● **THE TASK**: Only lines holding the string "title" are wanted; copy each one from the material.

● **PROVIDED INFORMATION**:

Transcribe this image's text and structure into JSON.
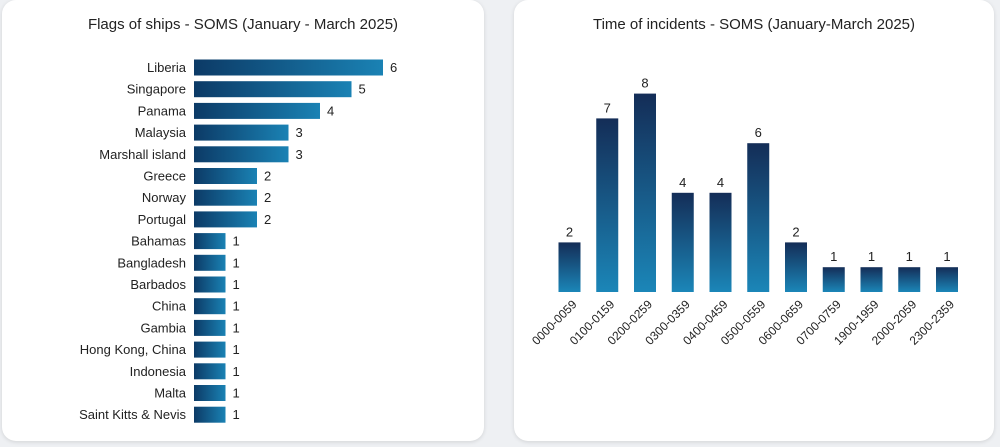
{
  "chart_data": [
    {
      "type": "bar",
      "orientation": "horizontal",
      "title": "Flags of ships - SOMS (January - March 2025)",
      "categories": [
        "Liberia",
        "Singapore",
        "Panama",
        "Malaysia",
        "Marshall island",
        "Greece",
        "Norway",
        "Portugal",
        "Bahamas",
        "Bangladesh",
        "Barbados",
        "China",
        "Gambia",
        "Hong Kong, China",
        "Indonesia",
        "Malta",
        "Saint Kitts & Nevis"
      ],
      "values": [
        6,
        5,
        4,
        3,
        3,
        2,
        2,
        2,
        1,
        1,
        1,
        1,
        1,
        1,
        1,
        1,
        1
      ],
      "data_labels": true,
      "grid": false,
      "colors": {
        "bar_dark": "#0c3a66",
        "bar_light": "#1a82b4"
      }
    },
    {
      "type": "bar",
      "orientation": "vertical",
      "title": "Time of incidents - SOMS (January-March 2025)",
      "categories": [
        "0000-0059",
        "0100-0159",
        "0200-0259",
        "0300-0359",
        "0400-0459",
        "0500-0559",
        "0600-0659",
        "0700-0759",
        "1900-1959",
        "2000-2059",
        "2300-2359"
      ],
      "values": [
        2,
        7,
        8,
        4,
        4,
        6,
        2,
        1,
        1,
        1,
        1
      ],
      "data_labels": true,
      "grid": false,
      "colors": {
        "bar_dark": "#142d57",
        "bar_light": "#1b86b8"
      }
    }
  ]
}
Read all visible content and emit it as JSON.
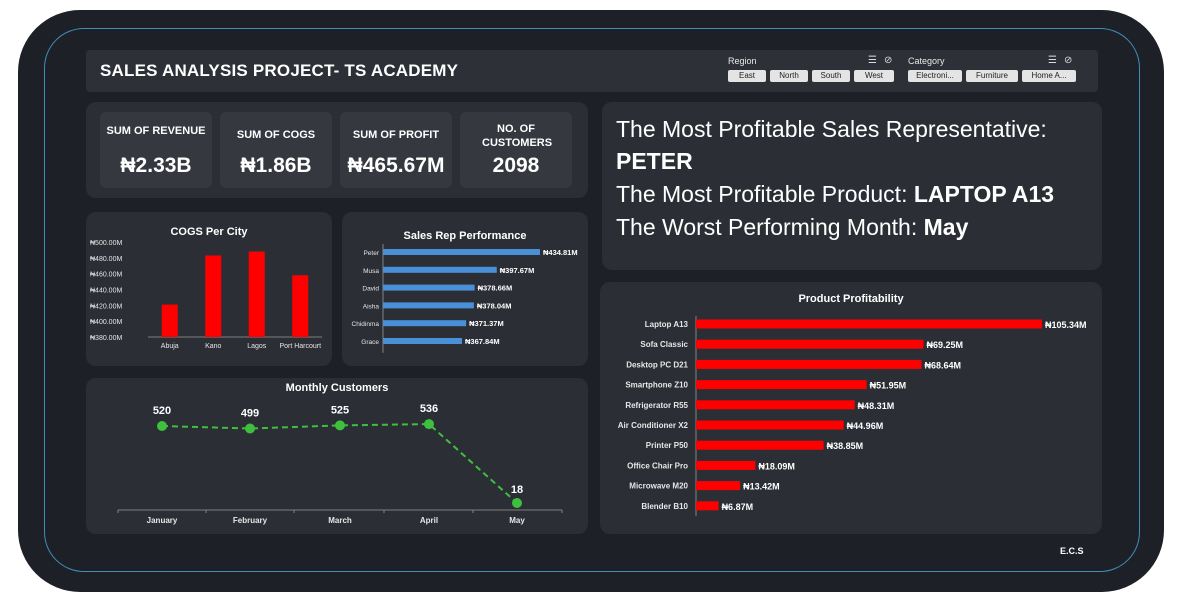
{
  "header": {
    "title": "SALES ANALYSIS PROJECT- TS ACADEMY",
    "region_slicer": {
      "label": "Region",
      "options": [
        "East",
        "North",
        "South",
        "West"
      ]
    },
    "category_slicer": {
      "label": "Category",
      "options": [
        "Electroni...",
        "Furniture",
        "Home A..."
      ]
    }
  },
  "kpis": [
    {
      "label": "SUM OF REVENUE",
      "value": "₦2.33B"
    },
    {
      "label": "SUM OF COGS",
      "value": "₦1.86B"
    },
    {
      "label": "SUM OF PROFIT",
      "value": "₦465.67M"
    },
    {
      "label": "NO. OF CUSTOMERS",
      "value": "2098"
    }
  ],
  "insights": {
    "rep_label": "The Most Profitable Sales Representative:",
    "rep_value": "PETER",
    "product_label": "The Most Profitable Product: ",
    "product_value": "LAPTOP A13",
    "month_label": "The Worst Performing Month: ",
    "month_value": "May"
  },
  "footer": {
    "text": "E.C.S"
  },
  "colors": {
    "red": "#ff0000",
    "blue": "#4a90d9",
    "green": "#3ec03e"
  },
  "chart_data": [
    {
      "id": "cogs",
      "type": "bar",
      "title": "COGS Per City",
      "categories": [
        "Abuja",
        "Kano",
        "Lagos",
        "Port Harcourt"
      ],
      "values": [
        421,
        483,
        488,
        458
      ],
      "unit": "₦M",
      "ylim": [
        380,
        500
      ],
      "yticks": [
        "₦380.00M",
        "₦400.00M",
        "₦420.00M",
        "₦440.00M",
        "₦460.00M",
        "₦480.00M",
        "₦500.00M"
      ],
      "color": "#ff0000"
    },
    {
      "id": "reps",
      "type": "bar",
      "orientation": "horizontal",
      "title": "Sales Rep Performance",
      "categories": [
        "Peter",
        "Musa",
        "David",
        "Aisha",
        "Chidinma",
        "Grace"
      ],
      "values": [
        434.81,
        397.67,
        378.66,
        378.04,
        371.37,
        367.84
      ],
      "labels": [
        "₦434.81M",
        "₦397.67M",
        "₦378.66M",
        "₦378.04M",
        "₦371.37M",
        "₦367.84M"
      ],
      "color": "#4a90d9"
    },
    {
      "id": "monthly",
      "type": "line",
      "title": "Monthly Customers",
      "categories": [
        "January",
        "February",
        "March",
        "April",
        "May"
      ],
      "values": [
        520,
        499,
        525,
        536,
        18
      ],
      "color": "#3ec03e"
    },
    {
      "id": "products",
      "type": "bar",
      "orientation": "horizontal",
      "title": "Product Profitability",
      "categories": [
        "Laptop A13",
        "Sofa Classic",
        "Desktop PC D21",
        "Smartphone Z10",
        "Refrigerator R55",
        "Air Conditioner X2",
        "Printer P50",
        "Office Chair Pro",
        "Microwave M20",
        "Blender B10"
      ],
      "values": [
        105.34,
        69.25,
        68.64,
        51.95,
        48.31,
        44.96,
        38.85,
        18.09,
        13.42,
        6.87
      ],
      "labels": [
        "₦105.34M",
        "₦69.25M",
        "₦68.64M",
        "₦51.95M",
        "₦48.31M",
        "₦44.96M",
        "₦38.85M",
        "₦18.09M",
        "₦13.42M",
        "₦6.87M"
      ],
      "color": "#ff0000"
    }
  ]
}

● **EXERCISE OUTPUT**:
      "title": "Flags of ships - SOMS (January - March 2025)",
      "title": "Time of incidents - SOMS (January-March 2025)",
    "title": "SALES ANALYSIS PROJECT- TS ACADEMY",
      "title": "COGS Per City",
      "title": "Sales Rep Performance",
      "title": "Monthly Customers",
      "title": "Product Profitability",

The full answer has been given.